§ What you should do
Comb through the entries for "lrwxrwxrwx" and pull out each line that holds it.

Records about charts and figures

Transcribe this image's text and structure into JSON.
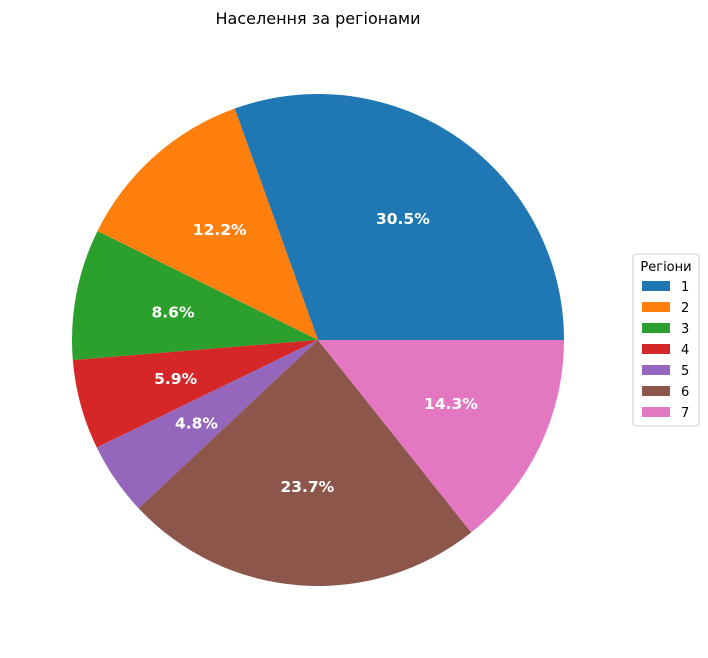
{
  "chart_data": {
    "type": "pie",
    "title": "Населення за регіонами",
    "categories": [
      "1",
      "2",
      "3",
      "4",
      "5",
      "6",
      "7"
    ],
    "values": [
      30.5,
      12.2,
      8.6,
      5.9,
      4.8,
      23.7,
      14.3
    ],
    "value_labels": [
      "30.5%",
      "12.2%",
      "8.6%",
      "5.9%",
      "4.8%",
      "23.7%",
      "14.3%"
    ],
    "colors": [
      "#1f77b4",
      "#ff7f0e",
      "#2ca02c",
      "#d62728",
      "#9467bd",
      "#8c564b",
      "#e377c2"
    ],
    "start_angle_deg": 0,
    "direction": "counterclockwise",
    "legend": {
      "title": "Регіони",
      "placement": "right"
    }
  }
}
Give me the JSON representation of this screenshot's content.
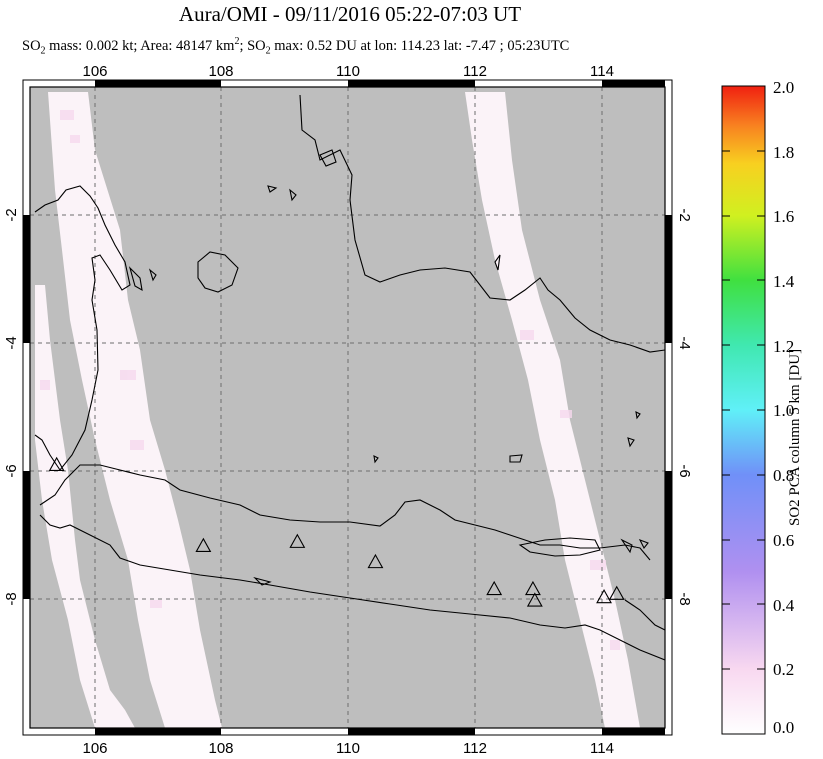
{
  "title": "Aura/OMI - 09/11/2016 05:22-07:03 UT",
  "subtitle": {
    "part1": "SO",
    "sub1": "2",
    "part2": " mass: 0.002 kt; Area: 48147 km",
    "sup1": "2",
    "part3": "; SO",
    "sub2": "2",
    "part4": " max: 0.52 DU at lon: 114.23 lat: -7.47 ; 05:23UTC"
  },
  "map": {
    "lon_ticks": [
      "106",
      "108",
      "110",
      "112",
      "114"
    ],
    "lat_ticks_left": [
      "-2",
      "-4",
      "-6",
      "-8"
    ],
    "lat_ticks_right": [
      "-2",
      "-4",
      "-6",
      "-8"
    ],
    "extent": {
      "lon_min": 105.0,
      "lon_max": 115.0,
      "lat_min": -10.0,
      "lat_max": -0.5
    },
    "volcanoes": [
      {
        "lon": 105.42,
        "lat": -6.1
      },
      {
        "lon": 107.73,
        "lat": -7.3
      },
      {
        "lon": 109.21,
        "lat": -7.24
      },
      {
        "lon": 110.44,
        "lat": -7.54
      },
      {
        "lon": 112.31,
        "lat": -7.94
      },
      {
        "lon": 112.92,
        "lat": -7.94
      },
      {
        "lon": 112.95,
        "lat": -8.11
      },
      {
        "lon": 114.04,
        "lat": -8.06
      },
      {
        "lon": 114.24,
        "lat": -8.01
      }
    ]
  },
  "colorbar": {
    "title": "SO2 PCA column 5 km [DU]",
    "labels": [
      "2.0",
      "1.8",
      "1.6",
      "1.4",
      "1.2",
      "1.0",
      "0.8",
      "0.6",
      "0.4",
      "0.2",
      "0.0"
    ],
    "min": 0.0,
    "max": 2.0
  }
}
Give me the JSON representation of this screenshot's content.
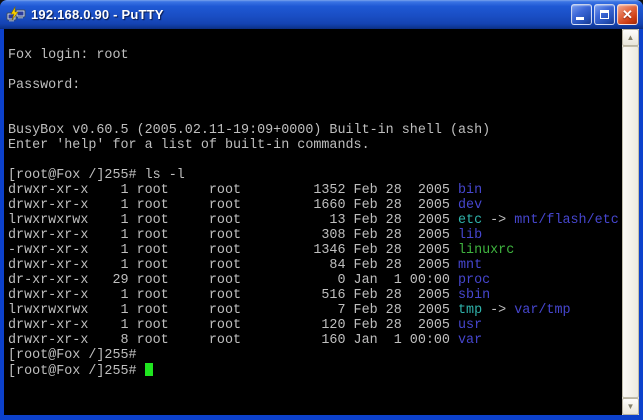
{
  "window": {
    "title": "192.168.0.90 - PuTTY"
  },
  "icons": {
    "close": "✕",
    "scroll_up": "▲",
    "scroll_down": "▼"
  },
  "colors": {
    "bg": "#000000",
    "fg": "#BFBFBF",
    "dir": "#4646CE",
    "link": "#2FB3AB",
    "exec": "#3FB43F",
    "cursor": "#1FE51F"
  },
  "terminal": {
    "lines": [
      [],
      [
        {
          "t": "Fox login: root"
        }
      ],
      [],
      [
        {
          "t": "Password:"
        }
      ],
      [],
      [],
      [
        {
          "t": "BusyBox v0.60.5 (2005.02.11-19:09+0000) Built-in shell (ash)"
        }
      ],
      [
        {
          "t": "Enter 'help' for a list of built-in commands."
        }
      ],
      [],
      [
        {
          "t": "[root@Fox /]255# ls -l"
        }
      ],
      [
        {
          "t": "drwxr-xr-x    1 root     root         1352 Feb 28  2005 "
        },
        {
          "t": "bin",
          "c": "dir"
        }
      ],
      [
        {
          "t": "drwxr-xr-x    1 root     root         1660 Feb 28  2005 "
        },
        {
          "t": "dev",
          "c": "dir"
        }
      ],
      [
        {
          "t": "lrwxrwxrwx    1 root     root           13 Feb 28  2005 "
        },
        {
          "t": "etc",
          "c": "link"
        },
        {
          "t": " -> "
        },
        {
          "t": "mnt/flash/etc",
          "c": "dir"
        }
      ],
      [
        {
          "t": "drwxr-xr-x    1 root     root          308 Feb 28  2005 "
        },
        {
          "t": "lib",
          "c": "dir"
        }
      ],
      [
        {
          "t": "-rwxr-xr-x    1 root     root         1346 Feb 28  2005 "
        },
        {
          "t": "linuxrc",
          "c": "exec"
        }
      ],
      [
        {
          "t": "drwxr-xr-x    1 root     root           84 Feb 28  2005 "
        },
        {
          "t": "mnt",
          "c": "dir"
        }
      ],
      [
        {
          "t": "dr-xr-xr-x   29 root     root            0 Jan  1 00:00 "
        },
        {
          "t": "proc",
          "c": "dir"
        }
      ],
      [
        {
          "t": "drwxr-xr-x    1 root     root          516 Feb 28  2005 "
        },
        {
          "t": "sbin",
          "c": "dir"
        }
      ],
      [
        {
          "t": "lrwxrwxrwx    1 root     root            7 Feb 28  2005 "
        },
        {
          "t": "tmp",
          "c": "link"
        },
        {
          "t": " -> "
        },
        {
          "t": "var/tmp",
          "c": "dir"
        }
      ],
      [
        {
          "t": "drwxr-xr-x    1 root     root          120 Feb 28  2005 "
        },
        {
          "t": "usr",
          "c": "dir"
        }
      ],
      [
        {
          "t": "drwxr-xr-x    8 root     root          160 Jan  1 00:00 "
        },
        {
          "t": "var",
          "c": "dir"
        }
      ],
      [
        {
          "t": "[root@Fox /]255#"
        }
      ],
      [
        {
          "t": "[root@Fox /]255# "
        },
        {
          "c": "cursor"
        }
      ]
    ]
  }
}
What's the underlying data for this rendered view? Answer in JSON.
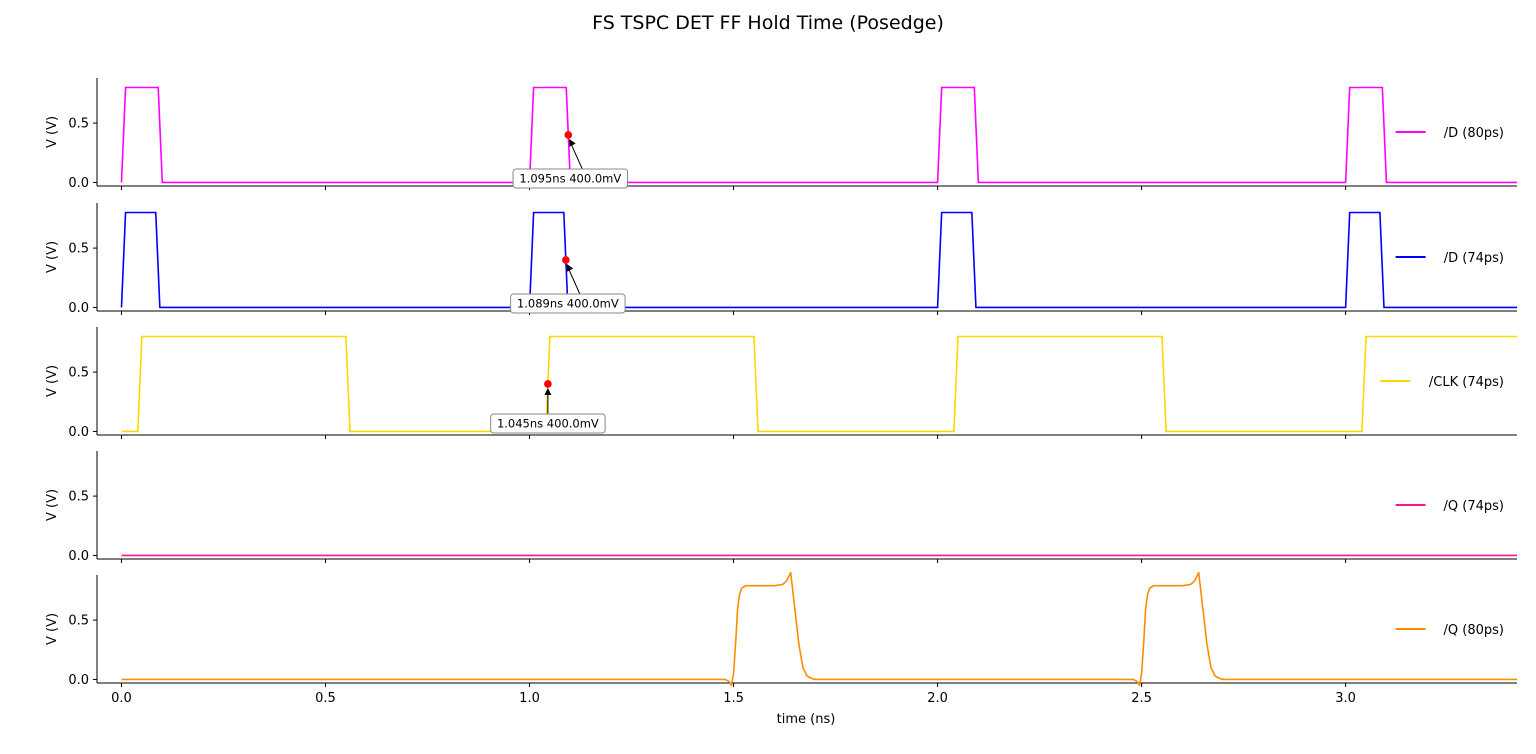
{
  "chart_data": {
    "type": "line",
    "title": "FS TSPC DET FF Hold Time (Posedge)",
    "xlabel": "time (ns)",
    "xlim": [
      -0.06,
      3.42
    ],
    "xticks": [
      "0.0",
      "0.5",
      "1.0",
      "1.5",
      "2.0",
      "2.5",
      "3.0"
    ],
    "xtick_values": [
      0.0,
      0.5,
      1.0,
      1.5,
      2.0,
      2.5,
      3.0
    ],
    "ylabel": "V (V)",
    "ylim": [
      -0.03,
      0.88
    ],
    "yticks": [
      "0.0",
      "0.5"
    ],
    "ytick_values": [
      0.0,
      0.5
    ],
    "grid": false,
    "legend_position": "right",
    "panels": [
      {
        "name": "/D (80ps)",
        "color": "#ff00ff",
        "x": [
          0.0,
          0.01,
          0.09,
          0.1,
          3.42
        ],
        "y": [
          0.0,
          0.8,
          0.8,
          0.0,
          0.0
        ],
        "period": 1.0,
        "annotation": {
          "x": 1.095,
          "y": 0.4,
          "label": "1.095ns 400.0mV"
        }
      },
      {
        "name": "/D (74ps)",
        "color": "#0000ff",
        "x": [
          0.0,
          0.01,
          0.084,
          0.094,
          3.42
        ],
        "y": [
          0.0,
          0.8,
          0.8,
          0.0,
          0.0
        ],
        "period": 1.0,
        "annotation": {
          "x": 1.089,
          "y": 0.4,
          "label": "1.089ns 400.0mV"
        }
      },
      {
        "name": "/CLK (74ps)",
        "color": "#ffd700",
        "x": [
          0.0,
          0.04,
          0.05,
          0.55,
          0.56,
          1.04,
          1.05,
          1.55,
          1.56,
          2.04,
          2.05,
          2.55,
          2.56,
          3.04,
          3.05,
          3.42
        ],
        "y": [
          0.0,
          0.0,
          0.8,
          0.8,
          0.0,
          0.0,
          0.8,
          0.8,
          0.0,
          0.0,
          0.8,
          0.8,
          0.0,
          0.0,
          0.8,
          0.8
        ],
        "annotation": {
          "x": 1.045,
          "y": 0.4,
          "label": "1.045ns 400.0mV"
        }
      },
      {
        "name": "/Q (74ps)",
        "color": "#ff1493",
        "x": [
          0.0,
          3.42
        ],
        "y": [
          0.0,
          0.0
        ]
      },
      {
        "name": "/Q (80ps)",
        "color": "#ff8c00",
        "x": [
          0.0,
          1.48,
          1.49,
          1.495,
          1.5,
          1.505,
          1.51,
          1.515,
          1.52,
          1.53,
          1.6,
          1.62,
          1.63,
          1.64,
          1.65,
          1.66,
          1.67,
          1.68,
          1.69,
          1.7,
          3.42
        ],
        "y": [
          0.0,
          0.0,
          -0.02,
          -0.05,
          0.05,
          0.3,
          0.6,
          0.72,
          0.77,
          0.79,
          0.79,
          0.8,
          0.83,
          0.9,
          0.6,
          0.3,
          0.1,
          0.03,
          0.01,
          0.0,
          0.0
        ],
        "period": 1.0,
        "repeat": 2
      }
    ]
  }
}
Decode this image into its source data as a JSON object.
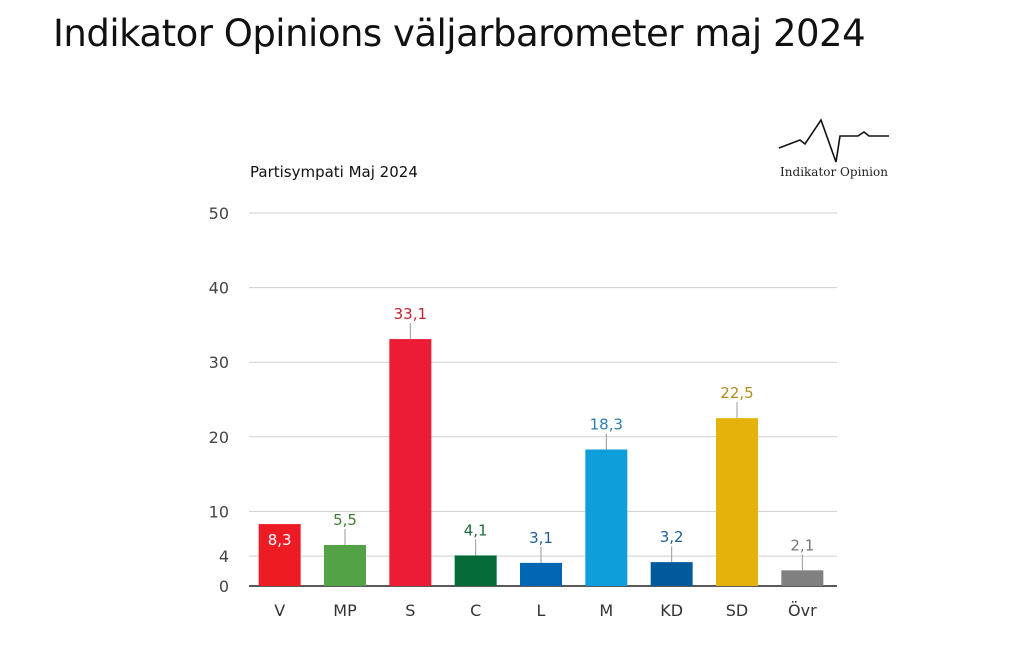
{
  "page": {
    "title": "Indikator Opinions väljarbarometer maj 2024"
  },
  "brand": {
    "logo_icon": "pulse-line-icon",
    "name": "Indikator Opinion"
  },
  "chart_data": {
    "type": "bar",
    "title": "Partisympati Maj 2024",
    "xlabel": "",
    "ylabel": "",
    "ylim": [
      0,
      50
    ],
    "yticks": [
      0,
      4,
      10,
      20,
      30,
      40,
      50
    ],
    "grid": true,
    "categories": [
      "V",
      "MP",
      "S",
      "C",
      "L",
      "M",
      "KD",
      "SD",
      "Övr"
    ],
    "values": [
      8.3,
      5.5,
      33.1,
      4.1,
      3.1,
      18.3,
      3.2,
      22.5,
      2.1
    ],
    "labels": [
      "8,3",
      "5,5",
      "33,1",
      "4,1",
      "3,1",
      "18,3",
      "3,2",
      "22,5",
      "2,1"
    ],
    "colors": [
      "#ed1c24",
      "#53a346",
      "#ed1c36",
      "#046a38",
      "#0066b3",
      "#0e9ed9",
      "#005a9c",
      "#e3b30c",
      "#808080"
    ],
    "label_colors": [
      "#ffffff",
      "#3d7f33",
      "#c0242f",
      "#1f6b3a",
      "#1f5e94",
      "#2a7fb0",
      "#1f5e94",
      "#b08c22",
      "#777777"
    ],
    "label_inside": [
      true,
      false,
      false,
      false,
      false,
      false,
      false,
      false,
      false
    ]
  }
}
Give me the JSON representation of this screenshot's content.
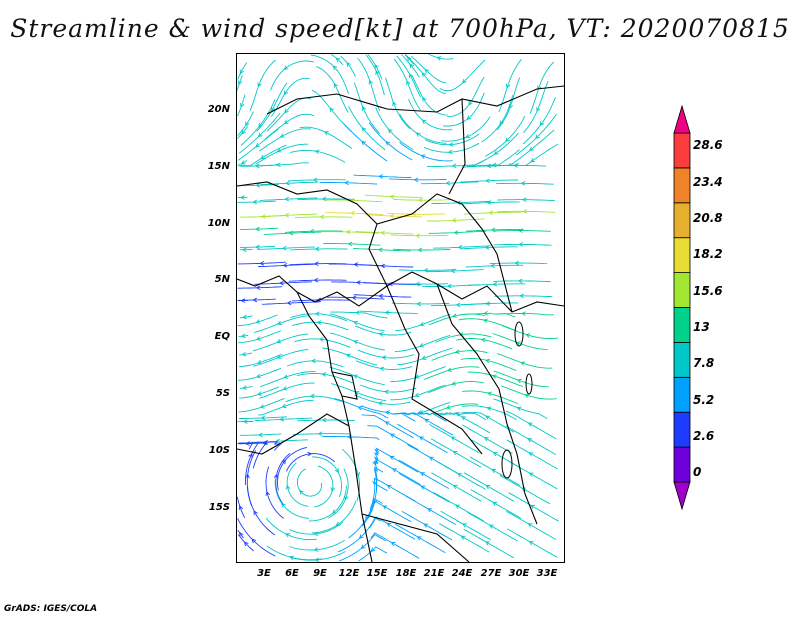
{
  "title": "Streamline & wind speed[kt] at 700hPa, VT: 2020070815",
  "credit": "GrADS: IGES/COLA",
  "map": {
    "lat_labels": [
      "20N",
      "15N",
      "10N",
      "5N",
      "EQ",
      "5S",
      "10S",
      "15S"
    ],
    "lon_labels": [
      "3E",
      "6E",
      "9E",
      "12E",
      "15E",
      "18E",
      "21E",
      "24E",
      "27E",
      "30E",
      "33E"
    ]
  },
  "colorbar": {
    "labels": [
      "0",
      "2.6",
      "5.2",
      "7.8",
      "13",
      "15.6",
      "18.2",
      "20.8",
      "23.4",
      "28.6"
    ],
    "colors": [
      "#a000c8",
      "#6e00dc",
      "#1e3cff",
      "#00a0ff",
      "#00c8c8",
      "#00d28c",
      "#a0e632",
      "#e6dc32",
      "#e6af2d",
      "#f08228",
      "#fa3c3c",
      "#f00082"
    ]
  }
}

§ Expected answer
          "t": "lrwxrwxrwx    1 root     root           13 Feb 28  2005 "
          "t": "lrwxrwxrwx    1 root     root            7 Feb 28  2005 "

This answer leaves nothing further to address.